## Given exercise:
Without the pictures, copy all the entries below exactly.

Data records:
__________

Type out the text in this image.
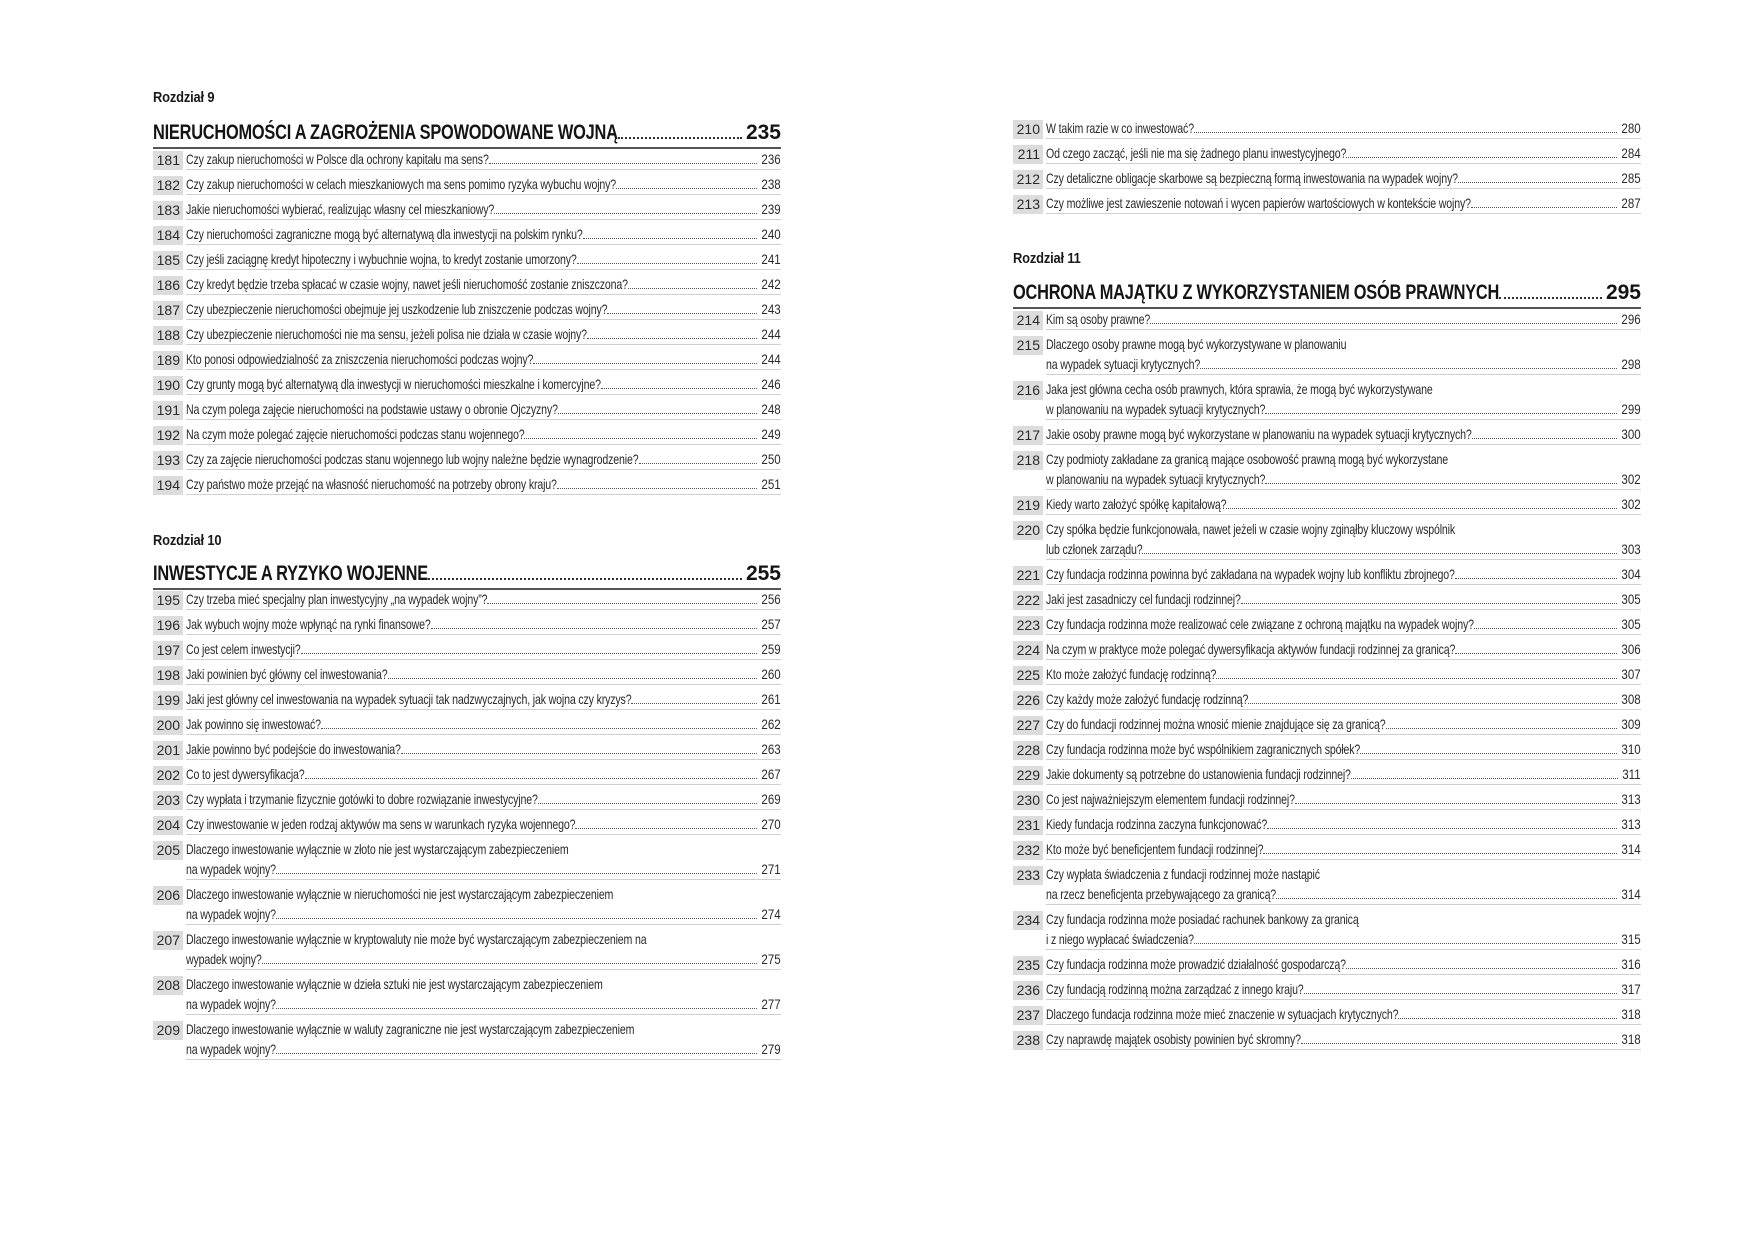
Rozdział 9
NIERUCHOMOŚCI A ZAGROŻENIA SPOWODOWANE WOJNĄ	235
181 Czy zakup nieruchomości w Polsce dla ochrony kapitału ma sens?	236
182 Czy zakup nieruchomości w celach mieszkaniowych ma sens pomimo ryzyka wybuchu wojny?	238
183 Jakie nieruchomości wybierać, realizując własny cel mieszkaniowy?	239
184 Czy nieruchomości zagraniczne mogą być alternatywą dla inwestycji na polskim rynku?	240
185 Czy jeśli zaciągnę kredyt hipoteczny i wybuchnie wojna, to kredyt zostanie umorzony?	241
186 Czy kredyt będzie trzeba spłacać w czasie wojny, nawet jeśli nieruchomość zostanie zniszczona?	242
187 Czy ubezpieczenie nieruchomości obejmuje jej uszkodzenie lub zniszczenie podczas wojny?	243
188 Czy ubezpieczenie nieruchomości nie ma sensu, jeżeli polisa nie działa w czasie wojny?	244
189 Kto ponosi odpowiedzialność za zniszczenia nieruchomości podczas wojny?	244
190 Czy grunty mogą być alternatywą dla inwestycji w nieruchomości mieszkalne i komercyjne?	246
191 Na czym polega zajęcie nieruchomości na podstawie ustawy o obronie Ojczyzny?	248
192 Na czym może polegać zajęcie nieruchomości podczas stanu wojennego?	249
193 Czy za zajęcie nieruchomości podczas stanu wojennego lub wojny należne będzie wynagrodzenie?	250
194 Czy państwo może przejąć na własność nieruchomość na potrzeby obrony kraju?	251
Rozdział 10
INWESTYCJE A RYZYKO WOJENNE	255
195 Czy trzeba mieć specjalny plan inwestycyjny „na wypadek wojny”?	256
196 Jak wybuch wojny może wpłynąć na rynki finansowe?	257
197 Co jest celem inwestycji?	259
198 Jaki powinien być główny cel inwestowania?	260
199 Jaki jest główny cel inwestowania na wypadek sytuacji tak nadzwyczajnych, jak wojna czy kryzys?	261
200 Jak powinno się inwestować?	262
201 Jakie powinno być podejście do inwestowania?	263
202 Co to jest dywersyfikacja?	267
203 Czy wypłata i trzymanie fizycznie gotówki to dobre rozwiązanie inwestycyjne?	269
204 Czy inwestowanie w jeden rodzaj aktywów ma sens w warunkach ryzyka wojennego?	270
205 Dlaczego inwestowanie wyłącznie w złoto nie jest wystarczającym zabezpieczeniem
na wypadek wojny?	271
206 Dlaczego inwestowanie wyłącznie w nieruchomości nie jest wystarczającym zabezpieczeniem
na wypadek wojny?	274
207 Dlaczego inwestowanie wyłącznie w kryptowaluty nie może być wystarczającym zabezpieczeniem na
wypadek wojny?	275
208 Dlaczego inwestowanie wyłącznie w dzieła sztuki nie jest wystarczającym zabezpieczeniem
na wypadek wojny?	277
209 Dlaczego inwestowanie wyłącznie w waluty zagraniczne nie jest wystarczającym zabezpieczeniem
na wypadek wojny?	279
210 W takim razie w co inwestować?	280
211 Od czego zacząć, jeśli nie ma się żadnego planu inwestycyjnego?	284
212 Czy detaliczne obligacje skarbowe są bezpieczną formą inwestowania na wypadek wojny?	285
213 Czy możliwe jest zawieszenie notowań i wycen papierów wartościowych w kontekście wojny?	287
Rozdział 11
OCHRONA MAJĄTKU Z WYKORZYSTANIEM OSÓB PRAWNYCH	295
214 Kim są osoby prawne?	296
215 Dlaczego osoby prawne mogą być wykorzystywane w planowaniu
na wypadek sytuacji krytycznych?	298
216 Jaka jest główna cecha osób prawnych, która sprawia, że mogą być wykorzystywane
w planowaniu na wypadek sytuacji krytycznych?	299
217 Jakie osoby prawne mogą być wykorzystane w planowaniu na wypadek sytuacji krytycznych?	300
218 Czy podmioty zakładane za granicą mające osobowość prawną mogą być wykorzystane
w planowaniu na wypadek sytuacji krytycznych?	302
219 Kiedy warto założyć spółkę kapitałową?	302
220 Czy spółka będzie funkcjonowała, nawet jeżeli w czasie wojny zginąłby kluczowy wspólnik
lub członek zarządu?	303
221 Czy fundacja rodzinna powinna być zakładana na wypadek wojny lub konfliktu zbrojnego?	304
222 Jaki jest zasadniczy cel fundacji rodzinnej?	305
223 Czy fundacja rodzinna może realizować cele związane z ochroną majątku na wypadek wojny?	305
224 Na czym w praktyce może polegać dywersyfikacja aktywów fundacji rodzinnej za granicą?	306
225 Kto może założyć fundację rodzinną?	307
226 Czy każdy może założyć fundację rodzinną?	308
227 Czy do fundacji rodzinnej można wnosić mienie znajdujące się za granicą?	309
228 Czy fundacja rodzinna może być wspólnikiem zagranicznych spółek?	310
229 Jakie dokumenty są potrzebne do ustanowienia fundacji rodzinnej?	311
230 Co jest najważniejszym elementem fundacji rodzinnej?	313
231 Kiedy fundacja rodzinna zaczyna funkcjonować?	313
232 Kto może być beneficjentem fundacji rodzinnej?	314
233 Czy wypłata świadczenia z fundacji rodzinnej może nastąpić
na rzecz beneficjenta przebywającego za granicą?	314
234 Czy fundacja rodzinna może posiadać rachunek bankowy za granicą
i z niego wypłacać świadczenia?	315
235 Czy fundacja rodzinna może prowadzić działalność gospodarczą?	316
236 Czy fundacją rodzinną można zarządzać z innego kraju?	317
237 Dlaczego fundacja rodzinna może mieć znaczenie w sytuacjach krytycznych?	318
238 Czy naprawdę majątek osobisty powinien być skromny?	318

__________

## Exercise output:
Type out the text in this image.
Rozdział 9
NIERUCHOMOŚCI A ZAGROŻENIA SPOWODOWANE WOJNĄ	235
181 Czy zakup nieruchomości w Polsce dla ochrony kapitału ma sens?	236
182 Czy zakup nieruchomości w celach mieszkaniowych ma sens pomimo ryzyka wybuchu wojny?	238
183 Jakie nieruchomości wybierać, realizując własny cel mieszkaniowy?	239
184 Czy nieruchomości zagraniczne mogą być alternatywą dla inwestycji na polskim rynku?	240
185 Czy jeśli zaciągnę kredyt hipoteczny i wybuchnie wojna, to kredyt zostanie umorzony?	241
186 Czy kredyt będzie trzeba spłacać w czasie wojny, nawet jeśli nieruchomość zostanie zniszczona?	242
187 Czy ubezpieczenie nieruchomości obejmuje jej uszkodzenie lub zniszczenie podczas wojny?	243
188 Czy ubezpieczenie nieruchomości nie ma sensu, jeżeli polisa nie działa w czasie wojny?	244
189 Kto ponosi odpowiedzialność za zniszczenia nieruchomości podczas wojny?	244
190 Czy grunty mogą być alternatywą dla inwestycji w nieruchomości mieszkalne i komercyjne?	246
191 Na czym polega zajęcie nieruchomości na podstawie ustawy o obronie Ojczyzny?	248
192 Na czym może polegać zajęcie nieruchomości podczas stanu wojennego?	249
193 Czy za zajęcie nieruchomości podczas stanu wojennego lub wojny należne będzie wynagrodzenie?	250
194 Czy państwo może przejąć na własność nieruchomość na potrzeby obrony kraju?	251
Rozdział 10
INWESTYCJE A RYZYKO WOJENNE	255
195 Czy trzeba mieć specjalny plan inwestycyjny „na wypadek wojny”?	256
196 Jak wybuch wojny może wpłynąć na rynki finansowe?	257
197 Co jest celem inwestycji?	259
198 Jaki powinien być główny cel inwestowania?	260
199 Jaki jest główny cel inwestowania na wypadek sytuacji tak nadzwyczajnych, jak wojna czy kryzys?	261
200 Jak powinno się inwestować?	262
201 Jakie powinno być podejście do inwestowania?	263
202 Co to jest dywersyfikacja?	267
203 Czy wypłata i trzymanie fizycznie gotówki to dobre rozwiązanie inwestycyjne?	269
204 Czy inwestowanie w jeden rodzaj aktywów ma sens w warunkach ryzyka wojennego?	270
205 Dlaczego inwestowanie wyłącznie w złoto nie jest wystarczającym zabezpieczeniem
na wypadek wojny?	271
206 Dlaczego inwestowanie wyłącznie w nieruchomości nie jest wystarczającym zabezpieczeniem
na wypadek wojny?	274
207 Dlaczego inwestowanie wyłącznie w kryptowaluty nie może być wystarczającym zabezpieczeniem na
wypadek wojny?	275
208 Dlaczego inwestowanie wyłącznie w dzieła sztuki nie jest wystarczającym zabezpieczeniem
na wypadek wojny?	277
209 Dlaczego inwestowanie wyłącznie w waluty zagraniczne nie jest wystarczającym zabezpieczeniem
na wypadek wojny?	279
210 W takim razie w co inwestować?	280
211 Od czego zacząć, jeśli nie ma się żadnego planu inwestycyjnego?	284
212 Czy detaliczne obligacje skarbowe są bezpieczną formą inwestowania na wypadek wojny?	285
213 Czy możliwe jest zawieszenie notowań i wycen papierów wartościowych w kontekście wojny?	287
Rozdział 11
OCHRONA MAJĄTKU Z WYKORZYSTANIEM OSÓB PRAWNYCH	295
214 Kim są osoby prawne?	296
215 Dlaczego osoby prawne mogą być wykorzystywane w planowaniu
na wypadek sytuacji krytycznych?	298
216 Jaka jest główna cecha osób prawnych, która sprawia, że mogą być wykorzystywane
w planowaniu na wypadek sytuacji krytycznych?	299
217 Jakie osoby prawne mogą być wykorzystane w planowaniu na wypadek sytuacji krytycznych?	300
218 Czy podmioty zakładane za granicą mające osobowość prawną mogą być wykorzystane
w planowaniu na wypadek sytuacji krytycznych?	302
219 Kiedy warto założyć spółkę kapitałową?	302
220 Czy spółka będzie funkcjonowała, nawet jeżeli w czasie wojny zginąłby kluczowy wspólnik
lub członek zarządu?	303
221 Czy fundacja rodzinna powinna być zakładana na wypadek wojny lub konfliktu zbrojnego?	304
222 Jaki jest zasadniczy cel fundacji rodzinnej?	305
223 Czy fundacja rodzinna może realizować cele związane z ochroną majątku na wypadek wojny?	305
224 Na czym w praktyce może polegać dywersyfikacja aktywów fundacji rodzinnej za granicą?	306
225 Kto może założyć fundację rodzinną?	307
226 Czy każdy może założyć fundację rodzinną?	308
227 Czy do fundacji rodzinnej można wnosić mienie znajdujące się za granicą?	309
228 Czy fundacja rodzinna może być wspólnikiem zagranicznych spółek?	310
229 Jakie dokumenty są potrzebne do ustanowienia fundacji rodzinnej?	311
230 Co jest najważniejszym elementem fundacji rodzinnej?	313
231 Kiedy fundacja rodzinna zaczyna funkcjonować?	313
232 Kto może być beneficjentem fundacji rodzinnej?	314
233 Czy wypłata świadczenia z fundacji rodzinnej może nastąpić
na rzecz beneficjenta przebywającego za granicą?	314
234 Czy fundacja rodzinna może posiadać rachunek bankowy za granicą
i z niego wypłacać świadczenia?	315
235 Czy fundacja rodzinna może prowadzić działalność gospodarczą?	316
236 Czy fundacją rodzinną można zarządzać z innego kraju?	317
237 Dlaczego fundacja rodzinna może mieć znaczenie w sytuacjach krytycznych?	318
238 Czy naprawdę majątek osobisty powinien być skromny?	318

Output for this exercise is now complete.